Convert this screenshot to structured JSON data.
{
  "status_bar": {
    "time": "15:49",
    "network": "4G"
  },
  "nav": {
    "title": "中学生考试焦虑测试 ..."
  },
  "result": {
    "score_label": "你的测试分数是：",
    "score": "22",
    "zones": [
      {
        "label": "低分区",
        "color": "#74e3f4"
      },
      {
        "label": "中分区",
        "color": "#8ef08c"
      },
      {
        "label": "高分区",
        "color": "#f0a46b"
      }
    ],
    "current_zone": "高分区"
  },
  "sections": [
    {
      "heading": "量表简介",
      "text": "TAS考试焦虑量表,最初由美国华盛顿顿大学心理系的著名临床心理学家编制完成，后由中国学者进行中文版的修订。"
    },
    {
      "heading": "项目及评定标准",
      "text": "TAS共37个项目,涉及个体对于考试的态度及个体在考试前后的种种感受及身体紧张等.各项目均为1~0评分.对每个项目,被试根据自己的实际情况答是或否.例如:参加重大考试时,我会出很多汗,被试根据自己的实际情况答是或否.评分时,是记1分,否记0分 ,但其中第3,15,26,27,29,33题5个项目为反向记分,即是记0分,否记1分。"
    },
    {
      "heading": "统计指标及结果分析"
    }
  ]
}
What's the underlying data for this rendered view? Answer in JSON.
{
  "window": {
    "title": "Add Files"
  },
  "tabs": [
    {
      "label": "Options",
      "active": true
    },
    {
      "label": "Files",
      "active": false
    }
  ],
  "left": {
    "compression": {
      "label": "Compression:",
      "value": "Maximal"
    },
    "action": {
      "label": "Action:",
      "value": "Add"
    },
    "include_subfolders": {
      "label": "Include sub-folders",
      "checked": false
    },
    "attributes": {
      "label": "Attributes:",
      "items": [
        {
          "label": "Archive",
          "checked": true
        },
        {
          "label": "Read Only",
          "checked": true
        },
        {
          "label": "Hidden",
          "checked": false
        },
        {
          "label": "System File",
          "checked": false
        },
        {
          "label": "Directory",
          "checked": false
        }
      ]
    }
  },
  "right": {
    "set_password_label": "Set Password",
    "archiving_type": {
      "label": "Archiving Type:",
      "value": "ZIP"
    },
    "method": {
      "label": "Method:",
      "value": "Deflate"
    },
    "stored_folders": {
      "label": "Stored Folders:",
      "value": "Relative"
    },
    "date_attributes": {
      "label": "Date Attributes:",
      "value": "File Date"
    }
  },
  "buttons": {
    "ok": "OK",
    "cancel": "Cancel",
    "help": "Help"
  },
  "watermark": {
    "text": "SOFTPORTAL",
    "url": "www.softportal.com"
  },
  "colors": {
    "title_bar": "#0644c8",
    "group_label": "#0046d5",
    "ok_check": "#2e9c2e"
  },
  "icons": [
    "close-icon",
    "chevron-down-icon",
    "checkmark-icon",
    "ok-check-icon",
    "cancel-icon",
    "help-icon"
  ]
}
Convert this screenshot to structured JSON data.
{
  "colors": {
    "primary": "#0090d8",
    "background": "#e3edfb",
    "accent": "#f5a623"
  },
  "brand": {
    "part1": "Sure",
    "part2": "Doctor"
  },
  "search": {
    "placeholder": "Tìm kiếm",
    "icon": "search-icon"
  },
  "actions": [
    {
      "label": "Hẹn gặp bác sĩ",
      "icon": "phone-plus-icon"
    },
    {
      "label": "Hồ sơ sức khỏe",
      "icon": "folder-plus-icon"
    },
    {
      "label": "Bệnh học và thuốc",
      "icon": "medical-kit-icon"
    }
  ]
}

> Work instructions: The entries above must be returned exactly.

> Full solution:
Convert this screenshot to structured JSON data.
{
  "status_bar": {
    "time": "15:49",
    "network": "4G"
  },
  "nav": {
    "title": "中学生考试焦虑测试 ..."
  },
  "result": {
    "score_label": "你的测试分数是：",
    "score": "22",
    "zones": [
      {
        "label": "低分区",
        "color": "#74e3f4"
      },
      {
        "label": "中分区",
        "color": "#8ef08c"
      },
      {
        "label": "高分区",
        "color": "#f0a46b"
      }
    ],
    "current_zone": "高分区"
  },
  "sections": [
    {
      "heading": "量表简介",
      "text": "TAS考试焦虑量表,最初由美国华盛顿顿大学心理系的著名临床心理学家编制完成，后由中国学者进行中文版的修订。"
    },
    {
      "heading": "项目及评定标准",
      "text": "TAS共37个项目,涉及个体对于考试的态度及个体在考试前后的种种感受及身体紧张等.各项目均为1~0评分.对每个项目,被试根据自己的实际情况答是或否.例如:参加重大考试时,我会出很多汗,被试根据自己的实际情况答是或否.评分时,是记1分,否记0分 ,但其中第3,15,26,27,29,33题5个项目为反向记分,即是记0分,否记1分。"
    },
    {
      "heading": "统计指标及结果分析"
    }
  ]
}
What's the underlying data for this rendered view? Answer in JSON.
{
  "window": {
    "title": "Add Files"
  },
  "tabs": [
    {
      "label": "Options",
      "active": true
    },
    {
      "label": "Files",
      "active": false
    }
  ],
  "left": {
    "compression": {
      "label": "Compression:",
      "value": "Maximal"
    },
    "action": {
      "label": "Action:",
      "value": "Add"
    },
    "include_subfolders": {
      "label": "Include sub-folders",
      "checked": false
    },
    "attributes": {
      "label": "Attributes:",
      "items": [
        {
          "label": "Archive",
          "checked": true
        },
        {
          "label": "Read Only",
          "checked": true
        },
        {
          "label": "Hidden",
          "checked": false
        },
        {
          "label": "System File",
          "checked": false
        },
        {
          "label": "Directory",
          "checked": false
        }
      ]
    }
  },
  "right": {
    "set_password_label": "Set Password",
    "archiving_type": {
      "label": "Archiving Type:",
      "value": "ZIP"
    },
    "method": {
      "label": "Method:",
      "value": "Deflate"
    },
    "stored_folders": {
      "label": "Stored Folders:",
      "value": "Relative"
    },
    "date_attributes": {
      "label": "Date Attributes:",
      "value": "File Date"
    }
  },
  "buttons": {
    "ok": "OK",
    "cancel": "Cancel",
    "help": "Help"
  },
  "watermark": {
    "text": "SOFTPORTAL",
    "url": "www.softportal.com"
  },
  "colors": {
    "title_bar": "#0644c8",
    "group_label": "#0046d5",
    "ok_check": "#2e9c2e"
  },
  "icons": [
    "close-icon",
    "chevron-down-icon",
    "checkmark-icon",
    "ok-check-icon",
    "cancel-icon",
    "help-icon"
  ]
}
Convert this screenshot to structured JSON data.
{
  "colors": {
    "primary": "#0090d8",
    "background": "#e3edfb",
    "accent": "#f5a623"
  },
  "brand": {
    "part1": "Sure",
    "part2": "Doctor"
  },
  "search": {
    "placeholder": "Tìm kiếm",
    "icon": "search-icon"
  },
  "actions": [
    {
      "label": "Hẹn gặp bác sĩ",
      "icon": "phone-plus-icon"
    },
    {
      "label": "Hồ sơ sức khỏe",
      "icon": "folder-plus-icon"
    },
    {
      "label": "Bệnh học và thuốc",
      "icon": "medical-kit-icon"
    }
  ]
}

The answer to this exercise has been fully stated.